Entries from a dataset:

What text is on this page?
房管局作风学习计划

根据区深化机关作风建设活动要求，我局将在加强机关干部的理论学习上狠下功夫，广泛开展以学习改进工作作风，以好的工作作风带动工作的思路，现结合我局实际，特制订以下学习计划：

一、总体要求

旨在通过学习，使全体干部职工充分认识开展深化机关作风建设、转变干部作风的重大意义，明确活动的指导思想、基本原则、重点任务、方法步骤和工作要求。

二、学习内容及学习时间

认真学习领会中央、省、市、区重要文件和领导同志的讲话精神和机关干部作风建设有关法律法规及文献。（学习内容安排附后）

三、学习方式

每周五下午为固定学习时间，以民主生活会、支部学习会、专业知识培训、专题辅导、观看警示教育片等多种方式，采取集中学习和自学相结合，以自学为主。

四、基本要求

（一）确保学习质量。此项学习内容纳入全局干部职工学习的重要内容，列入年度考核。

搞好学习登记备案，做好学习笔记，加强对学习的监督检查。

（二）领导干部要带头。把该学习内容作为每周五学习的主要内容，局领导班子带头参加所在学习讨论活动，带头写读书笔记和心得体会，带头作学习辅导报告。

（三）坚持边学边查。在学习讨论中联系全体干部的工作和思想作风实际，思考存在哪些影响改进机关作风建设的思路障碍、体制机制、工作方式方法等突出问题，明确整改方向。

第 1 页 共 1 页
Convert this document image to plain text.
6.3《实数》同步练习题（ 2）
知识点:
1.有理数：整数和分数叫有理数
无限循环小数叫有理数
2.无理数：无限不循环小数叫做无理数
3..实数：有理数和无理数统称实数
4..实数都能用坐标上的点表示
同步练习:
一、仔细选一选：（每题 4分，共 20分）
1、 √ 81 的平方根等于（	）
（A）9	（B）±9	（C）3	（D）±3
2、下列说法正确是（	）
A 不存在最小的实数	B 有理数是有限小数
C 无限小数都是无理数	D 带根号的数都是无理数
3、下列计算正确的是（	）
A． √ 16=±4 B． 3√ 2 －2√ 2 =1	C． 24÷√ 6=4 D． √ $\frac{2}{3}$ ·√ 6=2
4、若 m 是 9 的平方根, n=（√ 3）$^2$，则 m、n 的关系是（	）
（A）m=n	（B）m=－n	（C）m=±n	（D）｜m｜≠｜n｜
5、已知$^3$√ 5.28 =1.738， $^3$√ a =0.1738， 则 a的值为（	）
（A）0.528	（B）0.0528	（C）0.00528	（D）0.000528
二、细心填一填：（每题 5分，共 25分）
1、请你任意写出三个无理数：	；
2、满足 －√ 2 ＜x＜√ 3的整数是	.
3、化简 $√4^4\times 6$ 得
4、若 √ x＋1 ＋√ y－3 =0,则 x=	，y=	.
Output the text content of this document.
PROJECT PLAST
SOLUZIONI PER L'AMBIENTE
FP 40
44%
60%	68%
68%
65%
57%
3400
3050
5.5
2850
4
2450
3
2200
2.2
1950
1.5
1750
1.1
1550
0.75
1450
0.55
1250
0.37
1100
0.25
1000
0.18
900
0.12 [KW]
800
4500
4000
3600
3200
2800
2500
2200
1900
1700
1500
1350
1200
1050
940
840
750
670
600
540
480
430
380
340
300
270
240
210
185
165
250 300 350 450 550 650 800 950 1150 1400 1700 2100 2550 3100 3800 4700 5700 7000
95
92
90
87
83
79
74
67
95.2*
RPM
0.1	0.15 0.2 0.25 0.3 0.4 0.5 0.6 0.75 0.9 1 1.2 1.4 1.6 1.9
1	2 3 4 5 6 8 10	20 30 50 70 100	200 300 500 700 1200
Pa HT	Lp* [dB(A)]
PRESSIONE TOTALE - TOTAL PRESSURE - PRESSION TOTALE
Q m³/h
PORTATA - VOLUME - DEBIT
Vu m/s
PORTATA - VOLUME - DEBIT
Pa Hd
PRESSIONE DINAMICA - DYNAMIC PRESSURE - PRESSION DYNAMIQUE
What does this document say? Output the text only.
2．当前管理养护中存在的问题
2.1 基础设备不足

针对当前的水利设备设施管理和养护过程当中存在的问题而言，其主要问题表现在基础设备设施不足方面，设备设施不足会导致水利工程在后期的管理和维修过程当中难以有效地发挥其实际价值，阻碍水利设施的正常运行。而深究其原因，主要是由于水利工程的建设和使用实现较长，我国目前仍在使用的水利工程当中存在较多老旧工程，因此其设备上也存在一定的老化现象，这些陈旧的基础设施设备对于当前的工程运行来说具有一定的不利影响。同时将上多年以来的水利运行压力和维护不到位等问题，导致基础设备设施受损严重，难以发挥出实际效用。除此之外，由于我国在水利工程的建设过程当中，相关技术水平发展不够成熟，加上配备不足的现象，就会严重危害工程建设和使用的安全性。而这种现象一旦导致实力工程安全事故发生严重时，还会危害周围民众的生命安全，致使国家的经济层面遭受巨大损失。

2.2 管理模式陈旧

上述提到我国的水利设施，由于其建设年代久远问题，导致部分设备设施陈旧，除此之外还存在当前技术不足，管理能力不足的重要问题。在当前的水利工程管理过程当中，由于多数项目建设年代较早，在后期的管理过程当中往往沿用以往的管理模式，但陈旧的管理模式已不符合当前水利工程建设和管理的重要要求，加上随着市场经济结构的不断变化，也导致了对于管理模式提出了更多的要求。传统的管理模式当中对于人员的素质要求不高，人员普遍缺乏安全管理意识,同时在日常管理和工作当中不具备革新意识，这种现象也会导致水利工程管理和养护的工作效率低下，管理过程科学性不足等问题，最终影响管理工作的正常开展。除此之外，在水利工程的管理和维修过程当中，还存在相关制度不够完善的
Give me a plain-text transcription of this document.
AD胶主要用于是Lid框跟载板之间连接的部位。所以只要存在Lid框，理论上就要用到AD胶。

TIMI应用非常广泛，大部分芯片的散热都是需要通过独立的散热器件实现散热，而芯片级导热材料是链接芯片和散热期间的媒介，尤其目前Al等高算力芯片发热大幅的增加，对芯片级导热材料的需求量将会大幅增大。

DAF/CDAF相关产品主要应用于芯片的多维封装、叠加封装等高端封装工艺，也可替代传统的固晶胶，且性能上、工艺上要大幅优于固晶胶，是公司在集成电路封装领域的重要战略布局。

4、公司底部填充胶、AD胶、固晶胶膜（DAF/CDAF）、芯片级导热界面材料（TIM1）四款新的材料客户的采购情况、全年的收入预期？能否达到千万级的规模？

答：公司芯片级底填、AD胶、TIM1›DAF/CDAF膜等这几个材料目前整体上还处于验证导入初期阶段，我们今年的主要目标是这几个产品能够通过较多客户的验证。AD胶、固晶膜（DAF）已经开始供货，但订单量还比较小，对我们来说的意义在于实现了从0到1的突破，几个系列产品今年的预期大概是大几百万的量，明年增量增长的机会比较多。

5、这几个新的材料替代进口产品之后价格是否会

## PROBLEM STATEMENT:
Tally the lines of the material above that contain the word "plain" and report the total alone.

## TASK RESULT:
2